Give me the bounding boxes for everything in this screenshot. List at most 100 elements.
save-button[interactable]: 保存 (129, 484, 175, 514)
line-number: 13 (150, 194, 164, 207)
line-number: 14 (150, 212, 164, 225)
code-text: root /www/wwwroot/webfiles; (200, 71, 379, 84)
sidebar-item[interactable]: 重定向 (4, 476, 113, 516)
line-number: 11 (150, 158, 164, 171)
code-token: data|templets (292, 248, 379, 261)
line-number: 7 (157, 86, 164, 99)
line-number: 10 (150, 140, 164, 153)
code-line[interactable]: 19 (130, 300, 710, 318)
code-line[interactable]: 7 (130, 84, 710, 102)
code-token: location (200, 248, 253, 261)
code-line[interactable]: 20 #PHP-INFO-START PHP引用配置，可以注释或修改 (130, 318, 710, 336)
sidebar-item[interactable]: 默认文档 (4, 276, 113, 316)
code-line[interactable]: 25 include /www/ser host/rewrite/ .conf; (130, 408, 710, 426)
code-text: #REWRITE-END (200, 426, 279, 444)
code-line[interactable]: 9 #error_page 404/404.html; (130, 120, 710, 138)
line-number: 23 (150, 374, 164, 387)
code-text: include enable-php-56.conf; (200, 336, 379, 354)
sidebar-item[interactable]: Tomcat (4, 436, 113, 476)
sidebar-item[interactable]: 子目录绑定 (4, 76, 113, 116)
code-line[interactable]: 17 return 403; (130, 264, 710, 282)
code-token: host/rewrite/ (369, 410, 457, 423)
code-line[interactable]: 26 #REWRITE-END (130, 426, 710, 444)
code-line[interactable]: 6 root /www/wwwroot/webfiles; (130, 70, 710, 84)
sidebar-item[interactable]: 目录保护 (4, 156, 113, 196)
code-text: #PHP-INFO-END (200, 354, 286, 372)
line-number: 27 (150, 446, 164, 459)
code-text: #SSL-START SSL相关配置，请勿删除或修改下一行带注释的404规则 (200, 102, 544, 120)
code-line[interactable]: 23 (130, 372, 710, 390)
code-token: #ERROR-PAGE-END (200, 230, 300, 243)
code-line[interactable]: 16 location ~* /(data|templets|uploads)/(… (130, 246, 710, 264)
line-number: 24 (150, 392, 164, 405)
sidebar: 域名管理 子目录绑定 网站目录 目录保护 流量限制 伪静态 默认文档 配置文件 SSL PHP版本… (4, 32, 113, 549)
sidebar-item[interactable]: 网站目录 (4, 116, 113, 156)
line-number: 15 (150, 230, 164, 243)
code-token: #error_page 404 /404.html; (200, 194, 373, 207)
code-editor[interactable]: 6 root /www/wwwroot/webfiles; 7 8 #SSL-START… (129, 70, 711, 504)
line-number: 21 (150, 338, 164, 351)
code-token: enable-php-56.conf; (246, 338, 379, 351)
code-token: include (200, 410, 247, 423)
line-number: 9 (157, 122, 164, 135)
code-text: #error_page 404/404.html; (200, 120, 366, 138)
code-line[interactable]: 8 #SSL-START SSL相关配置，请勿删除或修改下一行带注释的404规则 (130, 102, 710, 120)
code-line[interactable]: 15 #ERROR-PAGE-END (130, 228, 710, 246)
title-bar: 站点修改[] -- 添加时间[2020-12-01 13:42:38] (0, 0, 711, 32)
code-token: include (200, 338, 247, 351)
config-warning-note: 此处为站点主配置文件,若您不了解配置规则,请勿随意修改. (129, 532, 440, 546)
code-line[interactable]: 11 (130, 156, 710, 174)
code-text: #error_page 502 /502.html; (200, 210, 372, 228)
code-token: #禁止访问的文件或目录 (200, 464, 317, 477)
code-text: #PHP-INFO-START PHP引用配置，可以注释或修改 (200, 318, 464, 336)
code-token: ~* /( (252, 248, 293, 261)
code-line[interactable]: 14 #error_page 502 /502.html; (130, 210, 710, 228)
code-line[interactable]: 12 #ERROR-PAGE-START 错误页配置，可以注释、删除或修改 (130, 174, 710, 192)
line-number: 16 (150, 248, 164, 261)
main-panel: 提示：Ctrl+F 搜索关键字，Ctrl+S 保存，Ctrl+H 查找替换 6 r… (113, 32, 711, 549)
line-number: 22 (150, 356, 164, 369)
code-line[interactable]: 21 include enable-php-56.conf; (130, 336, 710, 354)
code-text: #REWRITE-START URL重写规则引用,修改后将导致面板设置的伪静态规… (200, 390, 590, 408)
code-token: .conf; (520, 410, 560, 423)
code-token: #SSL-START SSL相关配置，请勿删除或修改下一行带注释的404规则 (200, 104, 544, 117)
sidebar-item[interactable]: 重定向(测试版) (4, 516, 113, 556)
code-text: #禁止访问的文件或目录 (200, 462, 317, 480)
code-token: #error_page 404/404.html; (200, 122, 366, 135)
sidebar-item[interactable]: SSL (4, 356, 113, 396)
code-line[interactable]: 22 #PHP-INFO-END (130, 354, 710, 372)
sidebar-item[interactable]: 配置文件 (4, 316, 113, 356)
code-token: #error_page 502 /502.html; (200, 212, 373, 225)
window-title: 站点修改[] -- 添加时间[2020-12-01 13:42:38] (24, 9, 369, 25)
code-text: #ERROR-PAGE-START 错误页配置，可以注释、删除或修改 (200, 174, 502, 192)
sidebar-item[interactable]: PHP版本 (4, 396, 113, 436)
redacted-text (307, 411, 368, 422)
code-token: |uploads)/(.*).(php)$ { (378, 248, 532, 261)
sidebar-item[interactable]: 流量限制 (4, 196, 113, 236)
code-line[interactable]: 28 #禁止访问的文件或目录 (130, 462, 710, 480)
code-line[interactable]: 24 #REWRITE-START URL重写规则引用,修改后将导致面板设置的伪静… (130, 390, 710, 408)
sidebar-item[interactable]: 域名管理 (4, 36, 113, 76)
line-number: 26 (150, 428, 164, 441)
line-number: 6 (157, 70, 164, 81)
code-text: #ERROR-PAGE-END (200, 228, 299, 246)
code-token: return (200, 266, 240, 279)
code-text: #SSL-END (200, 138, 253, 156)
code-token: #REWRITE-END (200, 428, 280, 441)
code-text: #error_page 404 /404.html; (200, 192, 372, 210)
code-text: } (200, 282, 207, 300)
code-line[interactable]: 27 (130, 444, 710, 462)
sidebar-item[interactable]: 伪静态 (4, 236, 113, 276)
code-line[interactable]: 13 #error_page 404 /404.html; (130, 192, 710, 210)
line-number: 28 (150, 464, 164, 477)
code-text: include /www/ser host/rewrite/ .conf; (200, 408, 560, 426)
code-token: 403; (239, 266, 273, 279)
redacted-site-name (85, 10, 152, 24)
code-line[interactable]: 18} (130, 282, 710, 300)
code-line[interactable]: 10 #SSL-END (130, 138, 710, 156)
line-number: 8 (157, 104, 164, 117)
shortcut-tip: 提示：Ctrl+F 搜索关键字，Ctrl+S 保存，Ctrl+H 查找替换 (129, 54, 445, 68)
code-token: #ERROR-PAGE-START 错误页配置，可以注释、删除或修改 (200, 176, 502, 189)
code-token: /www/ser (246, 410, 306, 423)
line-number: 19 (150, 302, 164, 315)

====

TO DO:
Copy the records word for word, from the first line up to and including the line that contains "code-token: include (200, 410, 247, 423)".

EXERCISE SOLUTION:
Give me the bounding boxes for everything in this screenshot. List at most 100 elements.
save-button[interactable]: 保存 (129, 484, 175, 514)
line-number: 13 (150, 194, 164, 207)
line-number: 14 (150, 212, 164, 225)
code-text: root /www/wwwroot/webfiles; (200, 71, 379, 84)
sidebar-item[interactable]: 重定向 (4, 476, 113, 516)
line-number: 11 (150, 158, 164, 171)
code-token: data|templets (292, 248, 379, 261)
line-number: 7 (157, 86, 164, 99)
line-number: 10 (150, 140, 164, 153)
code-line[interactable]: 19 (130, 300, 710, 318)
code-line[interactable]: 7 (130, 84, 710, 102)
code-token: location (200, 248, 253, 261)
code-line[interactable]: 20 #PHP-INFO-START PHP引用配置，可以注释或修改 (130, 318, 710, 336)
sidebar-item[interactable]: 默认文档 (4, 276, 113, 316)
code-line[interactable]: 25 include /www/ser host/rewrite/ .conf; (130, 408, 710, 426)
code-text: #REWRITE-END (200, 426, 279, 444)
code-line[interactable]: 9 #error_page 404/404.html; (130, 120, 710, 138)
line-number: 23 (150, 374, 164, 387)
code-text: include enable-php-56.conf; (200, 336, 379, 354)
sidebar-item[interactable]: Tomcat (4, 436, 113, 476)
sidebar-item[interactable]: 子目录绑定 (4, 76, 113, 116)
code-line[interactable]: 17 return 403; (130, 264, 710, 282)
code-token: host/rewrite/ (369, 410, 457, 423)
code-line[interactable]: 26 #REWRITE-END (130, 426, 710, 444)
code-line[interactable]: 6 root /www/wwwroot/webfiles; (130, 70, 710, 84)
sidebar-item[interactable]: 目录保护 (4, 156, 113, 196)
code-text: #PHP-INFO-END (200, 354, 286, 372)
line-number: 27 (150, 446, 164, 459)
code-text: #SSL-START SSL相关配置，请勿删除或修改下一行带注释的404规则 (200, 102, 544, 120)
code-line[interactable]: 23 (130, 372, 710, 390)
code-token: #ERROR-PAGE-END (200, 230, 300, 243)
code-line[interactable]: 16 location ~* /(data|templets|uploads)/(… (130, 246, 710, 264)
line-number: 24 (150, 392, 164, 405)
sidebar: 域名管理 子目录绑定 网站目录 目录保护 流量限制 伪静态 默认文档 配置文件 SSL PHP版本… (4, 32, 113, 549)
sidebar-item[interactable]: 网站目录 (4, 116, 113, 156)
line-number: 15 (150, 230, 164, 243)
code-token: #error_page 404 /404.html; (200, 194, 373, 207)
code-editor[interactable]: 6 root /www/wwwroot/webfiles; 7 8 #SSL-START… (129, 70, 711, 504)
line-number: 21 (150, 338, 164, 351)
code-token: enable-php-56.conf; (246, 338, 379, 351)
code-token: include (200, 410, 247, 423)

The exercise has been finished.